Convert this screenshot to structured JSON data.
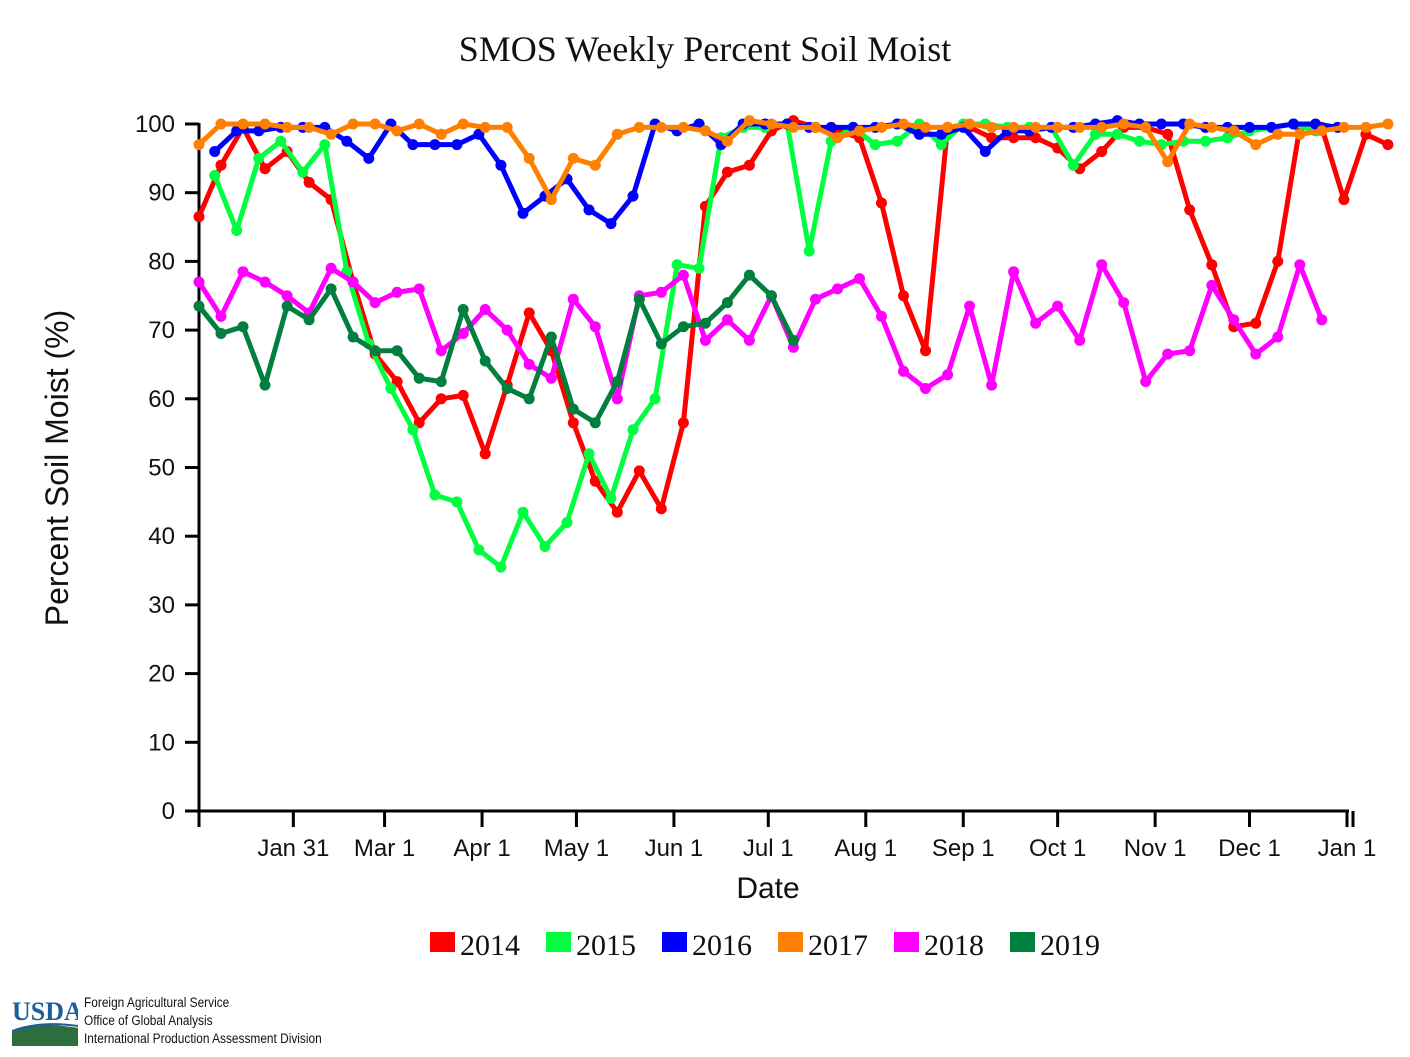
{
  "chart_data": {
    "type": "line",
    "title": "SMOS Weekly Percent Soil Moist",
    "xlabel": "Date",
    "ylabel": "Percent Soil Moist (%)",
    "ylim": [
      0,
      100
    ],
    "yticks": [
      0,
      10,
      20,
      30,
      40,
      50,
      60,
      70,
      80,
      90,
      100
    ],
    "xlim_day": [
      1,
      366
    ],
    "xticks": [
      {
        "label": "Jan 31",
        "day": 31
      },
      {
        "label": "Mar 1",
        "day": 60
      },
      {
        "label": "Apr 1",
        "day": 91
      },
      {
        "label": "May 1",
        "day": 121
      },
      {
        "label": "Jun 1",
        "day": 152
      },
      {
        "label": "Jul 1",
        "day": 182
      },
      {
        "label": "Aug 1",
        "day": 213
      },
      {
        "label": "Sep 1",
        "day": 244
      },
      {
        "label": "Oct 1",
        "day": 274
      },
      {
        "label": "Nov 1",
        "day": 305
      },
      {
        "label": "Dec 1",
        "day": 335
      },
      {
        "label": "Jan 1",
        "day": 366
      }
    ],
    "legend_position": "bottom",
    "series": [
      {
        "name": "2014",
        "color": "#ff0000",
        "start_day": 1,
        "step": 7,
        "values": [
          86.5,
          94,
          99.5,
          93.5,
          96,
          91.5,
          89,
          77,
          66.5,
          62.5,
          56.5,
          60,
          60.5,
          52,
          62,
          72.5,
          67,
          56.5,
          48,
          43.5,
          49.5,
          44,
          56.5,
          88,
          93,
          94,
          99,
          100.5,
          99.5,
          99,
          98,
          88.5,
          75,
          67,
          99.5,
          99.5,
          98,
          98,
          98,
          96.5,
          93.5,
          96,
          99.5,
          99.5,
          98.5,
          87.5,
          79.5,
          70.5,
          71,
          80,
          99.5,
          99.5,
          89,
          98.5,
          97
        ]
      },
      {
        "name": "2015",
        "color": "#00ff40",
        "start_day": 6,
        "step": 7,
        "values": [
          92.5,
          84.5,
          95,
          97.5,
          93,
          97,
          78.5,
          68,
          61.5,
          55.5,
          46,
          45,
          38,
          35.5,
          43.5,
          38.5,
          42,
          52,
          45.5,
          55.5,
          60,
          79.5,
          79,
          98,
          99.5,
          99.5,
          100,
          81.5,
          97.5,
          99.5,
          97,
          97.5,
          100,
          97,
          100,
          100,
          99.5,
          99.5,
          99.5,
          94,
          98.5,
          98.5,
          97.5,
          97,
          97.5,
          97.5,
          98,
          99,
          99.5,
          100,
          99
        ]
      },
      {
        "name": "2016",
        "color": "#0000ff",
        "start_day": 6,
        "step": 7,
        "values": [
          96,
          99,
          99,
          99.5,
          99.5,
          99.5,
          97.5,
          95,
          100,
          97,
          97,
          97,
          98.5,
          94,
          87,
          89.5,
          92,
          87.5,
          85.5,
          89.5,
          100,
          99,
          100,
          97,
          100,
          100,
          100,
          99.5,
          99.5,
          99.5,
          99.5,
          100,
          98.5,
          98.5,
          99.5,
          96,
          99,
          99,
          99.5,
          99.5,
          100,
          100.5,
          100,
          100,
          100,
          99.5,
          99.5,
          99.5,
          99.5,
          100,
          100,
          99.5
        ]
      },
      {
        "name": "2017",
        "color": "#ff8000",
        "start_day": 1,
        "step": 7,
        "values": [
          97,
          100,
          100,
          100,
          99.5,
          99.5,
          98.5,
          100,
          100,
          99,
          100,
          98.5,
          100,
          99.5,
          99.5,
          95,
          89,
          95,
          94,
          98.5,
          99.5,
          99.5,
          99.5,
          99,
          97.5,
          100.5,
          100,
          99.5,
          99.5,
          98,
          99,
          99.5,
          100,
          99.5,
          99.5,
          100,
          99.5,
          99.5,
          99.5,
          99.5,
          99.5,
          99.5,
          100,
          99.5,
          94.5,
          100,
          99.5,
          99,
          97,
          98.5,
          98.5,
          99,
          99.5,
          99.5,
          100
        ]
      },
      {
        "name": "2018",
        "color": "#ff00ff",
        "start_day": 1,
        "step": 7,
        "values": [
          77,
          72,
          78.5,
          77,
          75,
          72.5,
          79,
          77,
          74,
          75.5,
          76,
          67,
          69.5,
          73,
          70,
          65,
          63,
          74.5,
          70.5,
          60,
          75,
          75.5,
          78,
          68.5,
          71.5,
          68.5,
          75,
          67.5,
          74.5,
          76,
          77.5,
          72,
          64,
          61.5,
          63.5,
          73.5,
          62,
          78.5,
          71,
          73.5,
          68.5,
          79.5,
          74,
          62.5,
          66.5,
          67,
          76.5,
          71.5,
          66.5,
          69,
          79.5,
          71.5
        ]
      },
      {
        "name": "2019",
        "color": "#007f3f",
        "start_day": 1,
        "step": 7,
        "values": [
          73.5,
          69.5,
          70.5,
          62,
          73.5,
          71.5,
          76,
          69,
          67,
          67,
          63,
          62.5,
          73,
          65.5,
          61.5,
          60,
          69,
          58.5,
          56.5,
          62.5,
          74.5,
          68,
          70.5,
          71,
          74,
          78,
          75,
          68.5
        ]
      }
    ]
  },
  "footer": {
    "logo_text": "USDA",
    "lines": [
      "Foreign Agricultural Service",
      "Office of Global Analysis",
      "International Production Assessment Division"
    ],
    "logo_color": "#1f5d9a",
    "logo_green": "#2d6e3e"
  }
}
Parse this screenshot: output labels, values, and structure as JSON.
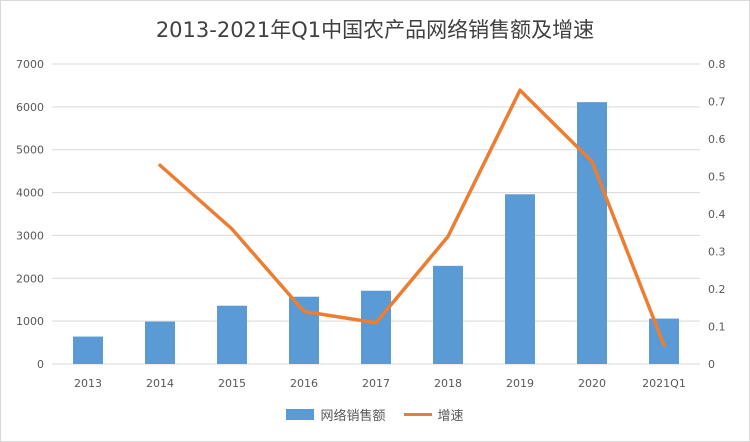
{
  "chart_data": {
    "type": "bar",
    "title": "2013-2021年Q1中国农产品网络销售额及增速",
    "categories": [
      "2013",
      "2014",
      "2015",
      "2016",
      "2017",
      "2018",
      "2019",
      "2020",
      "2021Q1"
    ],
    "series": [
      {
        "name": "网络销售额",
        "type": "bar",
        "axis": "left",
        "color": "#5b9bd5",
        "values": [
          640,
          990,
          1360,
          1570,
          1710,
          2290,
          3960,
          6110,
          1060
        ]
      },
      {
        "name": "增速",
        "type": "line",
        "axis": "right",
        "color": "#ed7d31",
        "values": [
          null,
          0.53,
          0.36,
          0.14,
          0.11,
          0.34,
          0.73,
          0.54,
          0.05
        ]
      }
    ],
    "ylim": [
      0,
      7000
    ],
    "yticks": [
      0,
      1000,
      2000,
      3000,
      4000,
      5000,
      6000,
      7000
    ],
    "y2lim": [
      0,
      0.8
    ],
    "y2ticks": [
      "0",
      "0.1",
      "0.2",
      "0.3",
      "0.4",
      "0.5",
      "0.6",
      "0.7",
      "0.8"
    ],
    "grid": true,
    "legend_position": "bottom"
  }
}
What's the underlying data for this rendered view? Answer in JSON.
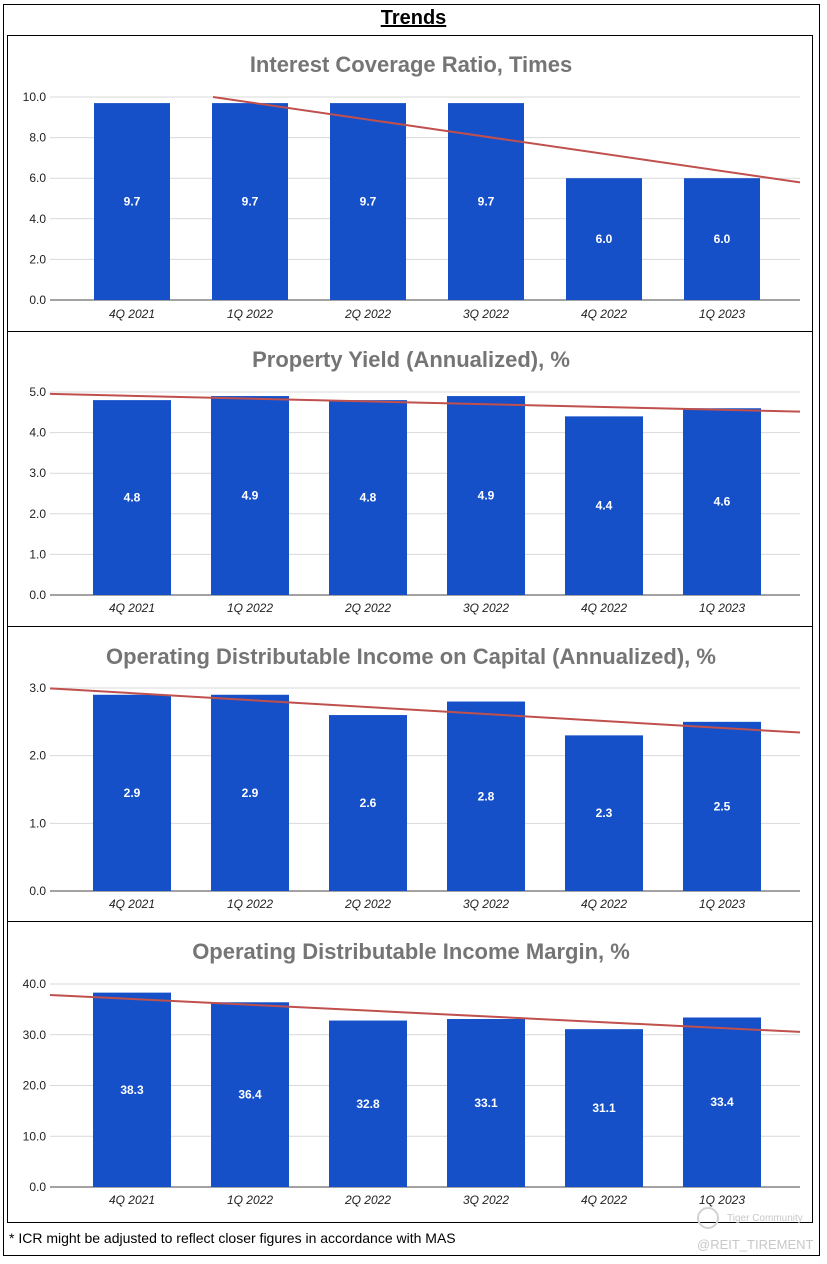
{
  "page_title": "Trends",
  "footnote": "* ICR might be adjusted to reflect closer figures in accordance with MAS",
  "watermark": {
    "community": "Tiger Community",
    "handle": "@REIT_TIREMENT",
    "logo_icon": "tiger-community-logo-icon"
  },
  "colors": {
    "bar": "#1550c8",
    "trendline": "#c0504d",
    "title": "#757575",
    "grid": "#d9d9d9"
  },
  "chart_data": [
    {
      "type": "bar",
      "title": "Interest Coverage Ratio, Times",
      "xlabel": "",
      "ylabel": "",
      "categories": [
        "4Q 2021",
        "1Q 2022",
        "2Q 2022",
        "3Q 2022",
        "4Q 2022",
        "1Q 2023"
      ],
      "values": [
        9.7,
        9.7,
        9.7,
        9.7,
        6.0,
        6.0
      ],
      "value_labels": [
        "9.7",
        "9.7",
        "9.7",
        "9.7",
        "6.0",
        "6.0"
      ],
      "ylim": [
        0,
        10
      ],
      "yticks": [
        "0.0",
        "2.0",
        "4.0",
        "6.0",
        "8.0",
        "10.0"
      ],
      "trendline": true,
      "grid": true,
      "legend": "none"
    },
    {
      "type": "bar",
      "title": "Property Yield (Annualized), %",
      "xlabel": "",
      "ylabel": "",
      "categories": [
        "4Q 2021",
        "1Q 2022",
        "2Q 2022",
        "3Q 2022",
        "4Q 2022",
        "1Q 2023"
      ],
      "values": [
        4.8,
        4.9,
        4.8,
        4.9,
        4.4,
        4.6
      ],
      "value_labels": [
        "4.8",
        "4.9",
        "4.8",
        "4.9",
        "4.4",
        "4.6"
      ],
      "ylim": [
        0,
        5
      ],
      "yticks": [
        "0.0",
        "1.0",
        "2.0",
        "3.0",
        "4.0",
        "5.0"
      ],
      "trendline": true,
      "grid": true,
      "legend": "none"
    },
    {
      "type": "bar",
      "title": "Operating Distributable Income on Capital (Annualized), %",
      "xlabel": "",
      "ylabel": "",
      "categories": [
        "4Q 2021",
        "1Q 2022",
        "2Q 2022",
        "3Q 2022",
        "4Q 2022",
        "1Q 2023"
      ],
      "values": [
        2.9,
        2.9,
        2.6,
        2.8,
        2.3,
        2.5
      ],
      "value_labels": [
        "2.9",
        "2.9",
        "2.6",
        "2.8",
        "2.3",
        "2.5"
      ],
      "ylim": [
        0,
        3
      ],
      "yticks": [
        "0.0",
        "1.0",
        "2.0",
        "3.0"
      ],
      "trendline": true,
      "grid": true,
      "legend": "none"
    },
    {
      "type": "bar",
      "title": "Operating Distributable Income Margin, %",
      "xlabel": "",
      "ylabel": "",
      "categories": [
        "4Q 2021",
        "1Q 2022",
        "2Q 2022",
        "3Q 2022",
        "4Q 2022",
        "1Q 2023"
      ],
      "values": [
        38.3,
        36.4,
        32.8,
        33.1,
        31.1,
        33.4
      ],
      "value_labels": [
        "38.3",
        "36.4",
        "32.8",
        "33.1",
        "31.1",
        "33.4"
      ],
      "ylim": [
        0,
        40
      ],
      "yticks": [
        "0.0",
        "10.0",
        "20.0",
        "30.0",
        "40.0"
      ],
      "trendline": true,
      "grid": true,
      "legend": "none"
    }
  ]
}
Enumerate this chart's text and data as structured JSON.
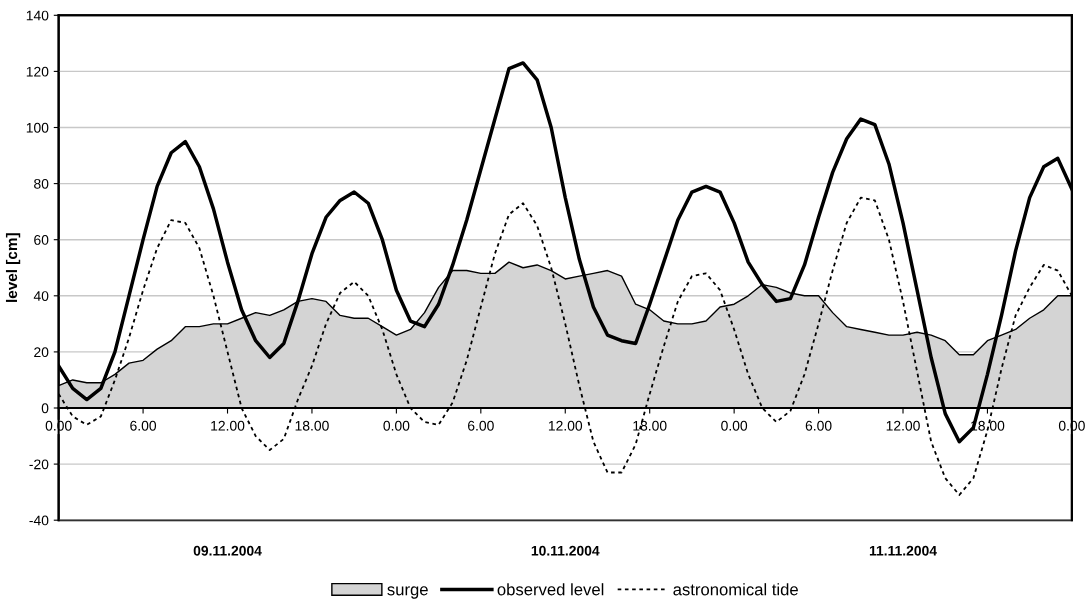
{
  "chart_data": {
    "type": "line",
    "ylabel": "level [cm]",
    "ylim": [
      -40,
      140
    ],
    "yticks": [
      -40,
      -20,
      0,
      20,
      40,
      60,
      80,
      100,
      120,
      140
    ],
    "xlim": [
      "2004-11-09T00:00",
      "2004-11-12T00:00"
    ],
    "xticks": [
      {
        "value": "2004-11-09T00:00",
        "label": "0.00"
      },
      {
        "value": "2004-11-09T06:00",
        "label": "6.00"
      },
      {
        "value": "2004-11-09T12:00",
        "label": "12.00"
      },
      {
        "value": "2004-11-09T18:00",
        "label": "18.00"
      },
      {
        "value": "2004-11-10T00:00",
        "label": "0.00"
      },
      {
        "value": "2004-11-10T06:00",
        "label": "6.00"
      },
      {
        "value": "2004-11-10T12:00",
        "label": "12.00"
      },
      {
        "value": "2004-11-10T18:00",
        "label": "18.00"
      },
      {
        "value": "2004-11-11T00:00",
        "label": "0.00"
      },
      {
        "value": "2004-11-11T06:00",
        "label": "6.00"
      },
      {
        "value": "2004-11-11T12:00",
        "label": "12.00"
      },
      {
        "value": "2004-11-11T18:00",
        "label": "18.00"
      },
      {
        "value": "2004-11-12T00:00",
        "label": "0.00"
      }
    ],
    "x": [
      "2004-11-09T00:00",
      "2004-11-09T01:00",
      "2004-11-09T02:00",
      "2004-11-09T03:00",
      "2004-11-09T04:00",
      "2004-11-09T05:00",
      "2004-11-09T06:00",
      "2004-11-09T07:00",
      "2004-11-09T08:00",
      "2004-11-09T09:00",
      "2004-11-09T10:00",
      "2004-11-09T11:00",
      "2004-11-09T12:00",
      "2004-11-09T13:00",
      "2004-11-09T14:00",
      "2004-11-09T15:00",
      "2004-11-09T16:00",
      "2004-11-09T17:00",
      "2004-11-09T18:00",
      "2004-11-09T19:00",
      "2004-11-09T20:00",
      "2004-11-09T21:00",
      "2004-11-09T22:00",
      "2004-11-09T23:00",
      "2004-11-10T00:00",
      "2004-11-10T01:00",
      "2004-11-10T02:00",
      "2004-11-10T03:00",
      "2004-11-10T04:00",
      "2004-11-10T05:00",
      "2004-11-10T06:00",
      "2004-11-10T07:00",
      "2004-11-10T08:00",
      "2004-11-10T09:00",
      "2004-11-10T10:00",
      "2004-11-10T11:00",
      "2004-11-10T12:00",
      "2004-11-10T13:00",
      "2004-11-10T14:00",
      "2004-11-10T15:00",
      "2004-11-10T16:00",
      "2004-11-10T17:00",
      "2004-11-10T18:00",
      "2004-11-10T19:00",
      "2004-11-10T20:00",
      "2004-11-10T21:00",
      "2004-11-10T22:00",
      "2004-11-10T23:00",
      "2004-11-11T00:00",
      "2004-11-11T01:00",
      "2004-11-11T02:00",
      "2004-11-11T03:00",
      "2004-11-11T04:00",
      "2004-11-11T05:00",
      "2004-11-11T06:00",
      "2004-11-11T07:00",
      "2004-11-11T08:00",
      "2004-11-11T09:00",
      "2004-11-11T10:00",
      "2004-11-11T11:00",
      "2004-11-11T12:00",
      "2004-11-11T13:00",
      "2004-11-11T14:00",
      "2004-11-11T15:00",
      "2004-11-11T16:00",
      "2004-11-11T17:00",
      "2004-11-11T18:00",
      "2004-11-11T19:00",
      "2004-11-11T20:00",
      "2004-11-11T21:00",
      "2004-11-11T22:00",
      "2004-11-11T23:00",
      "2004-11-12T00:00"
    ],
    "grid": "y",
    "legend": "bottom",
    "annotations": [
      "09.11.2004",
      "10.11.2004",
      "11.11.2004"
    ],
    "series": [
      {
        "name": "surge",
        "type": "area",
        "color": "#d4d4d4",
        "values": [
          8,
          10,
          9,
          9,
          12,
          16,
          17,
          21,
          24,
          29,
          29,
          30,
          30,
          32,
          34,
          33,
          35,
          38,
          39,
          38,
          33,
          32,
          32,
          29,
          26,
          28,
          34,
          43,
          49,
          49,
          48,
          48,
          52,
          50,
          51,
          49,
          46,
          47,
          48,
          49,
          47,
          37,
          35,
          31,
          30,
          30,
          31,
          36,
          37,
          40,
          44,
          43,
          41,
          40,
          40,
          34,
          29,
          28,
          27,
          26,
          26,
          27,
          26,
          24,
          19,
          19,
          24,
          26,
          28,
          32,
          35,
          40,
          40
        ]
      },
      {
        "name": "observed level",
        "color": "#000000",
        "line_style": "solid",
        "values": [
          15,
          7,
          3,
          7,
          20,
          40,
          60,
          79,
          91,
          95,
          86,
          71,
          52,
          35,
          24,
          18,
          23,
          38,
          55,
          68,
          74,
          77,
          73,
          60,
          42,
          31,
          29,
          37,
          51,
          67,
          85,
          103,
          121,
          123,
          117,
          100,
          75,
          53,
          36,
          26,
          24,
          23,
          37,
          52,
          67,
          77,
          79,
          77,
          66,
          52,
          44,
          38,
          39,
          51,
          68,
          84,
          96,
          103,
          101,
          87,
          66,
          42,
          18,
          -2,
          -12,
          -7,
          12,
          33,
          56,
          75,
          86,
          89,
          78
        ]
      },
      {
        "name": "astronomical tide",
        "color": "#000000",
        "line_style": "dotted",
        "values": [
          5,
          -3,
          -6,
          -3,
          10,
          25,
          42,
          57,
          67,
          66,
          57,
          40,
          20,
          0,
          -10,
          -15,
          -11,
          3,
          15,
          30,
          41,
          45,
          40,
          28,
          12,
          0,
          -5,
          -6,
          2,
          17,
          36,
          55,
          69,
          73,
          65,
          50,
          30,
          8,
          -12,
          -23,
          -23,
          -13,
          5,
          22,
          38,
          47,
          48,
          42,
          28,
          12,
          0,
          -5,
          -1,
          12,
          30,
          49,
          66,
          75,
          74,
          60,
          38,
          13,
          -12,
          -25,
          -31,
          -25,
          -8,
          14,
          33,
          43,
          51,
          49,
          40
        ]
      }
    ]
  }
}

======

THE TASK: Of the lines in the entries, how many include the word "this"? State only the number.

PROBLEM SOLUTION: 4